§ **YOUR OBJECTIVE**: Repeat each line of the material exactly.
****
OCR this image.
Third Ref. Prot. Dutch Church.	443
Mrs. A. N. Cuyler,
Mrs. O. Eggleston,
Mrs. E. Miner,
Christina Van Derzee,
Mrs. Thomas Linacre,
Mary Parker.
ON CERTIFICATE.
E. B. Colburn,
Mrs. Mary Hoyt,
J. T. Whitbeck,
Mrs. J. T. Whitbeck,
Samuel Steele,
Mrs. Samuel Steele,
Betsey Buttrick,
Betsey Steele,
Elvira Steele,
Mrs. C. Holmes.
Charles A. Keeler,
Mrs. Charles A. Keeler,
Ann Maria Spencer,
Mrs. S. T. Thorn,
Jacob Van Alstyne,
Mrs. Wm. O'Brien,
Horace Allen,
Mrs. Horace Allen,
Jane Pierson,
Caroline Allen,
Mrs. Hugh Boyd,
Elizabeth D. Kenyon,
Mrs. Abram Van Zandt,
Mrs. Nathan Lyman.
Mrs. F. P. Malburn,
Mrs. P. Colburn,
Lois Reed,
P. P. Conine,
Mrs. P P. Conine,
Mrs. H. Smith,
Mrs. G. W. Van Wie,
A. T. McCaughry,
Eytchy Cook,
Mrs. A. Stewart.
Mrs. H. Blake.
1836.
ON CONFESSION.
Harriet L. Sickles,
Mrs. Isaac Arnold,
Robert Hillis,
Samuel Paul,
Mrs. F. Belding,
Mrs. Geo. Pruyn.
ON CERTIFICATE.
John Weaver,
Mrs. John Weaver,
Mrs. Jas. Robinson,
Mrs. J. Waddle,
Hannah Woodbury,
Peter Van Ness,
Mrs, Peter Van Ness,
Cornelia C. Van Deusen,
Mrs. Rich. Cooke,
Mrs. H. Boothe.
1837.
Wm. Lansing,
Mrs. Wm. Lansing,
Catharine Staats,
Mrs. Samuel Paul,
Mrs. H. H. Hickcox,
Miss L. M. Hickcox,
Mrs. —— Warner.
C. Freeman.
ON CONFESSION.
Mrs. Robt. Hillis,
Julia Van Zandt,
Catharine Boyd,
****
§ **RESULT OF THE TASK**:
OCR this image.
Third Ref. Prot. Dutch Church.	443
Mrs. A. N. Cuyler,
Mrs. O. Eggleston,
Mrs. E. Miner,
Christina Van Derzee,
Mrs. Thomas Linacre,
Mary Parker.
ON CERTIFICATE.
E. B. Colburn,
Mrs. Mary Hoyt,
J. T. Whitbeck,
Mrs. J. T. Whitbeck,
Samuel Steele,
Mrs. Samuel Steele,
Betsey Buttrick,
Betsey Steele,
Elvira Steele,
Mrs. C. Holmes.
Charles A. Keeler,
Mrs. Charles A. Keeler,
Ann Maria Spencer,
Mrs. S. T. Thorn,
Jacob Van Alstyne,
Mrs. Wm. O'Brien,
Horace Allen,
Mrs. Horace Allen,
Jane Pierson,
Caroline Allen,
Mrs. Hugh Boyd,
Elizabeth D. Kenyon,
Mrs. Abram Van Zandt,
Mrs. Nathan Lyman.
Mrs. F. P. Malburn,
Mrs. P. Colburn,
Lois Reed,
P. P. Conine,
Mrs. P P. Conine,
Mrs. H. Smith,
Mrs. G. W. Van Wie,
A. T. McCaughry,
Eytchy Cook,
Mrs. A. Stewart.
Mrs. H. Blake.
1836.
ON CONFESSION.
Harriet L. Sickles,
Mrs. Isaac Arnold,
Robert Hillis,
Samuel Paul,
Mrs. F. Belding,
Mrs. Geo. Pruyn.
ON CERTIFICATE.
John Weaver,
Mrs. John Weaver,
Mrs. Jas. Robinson,
Mrs. J. Waddle,
Hannah Woodbury,
Peter Van Ness,
Mrs, Peter Van Ness,
Cornelia C. Van Deusen,
Mrs. Rich. Cooke,
Mrs. H. Boothe.
1837.
Wm. Lansing,
Mrs. Wm. Lansing,
Catharine Staats,
Mrs. Samuel Paul,
Mrs. H. H. Hickcox,
Miss L. M. Hickcox,
Mrs. —— Warner.
C. Freeman.
ON CONFESSION.
Mrs. Robt. Hillis,
Julia Van Zandt,
Catharine Boyd,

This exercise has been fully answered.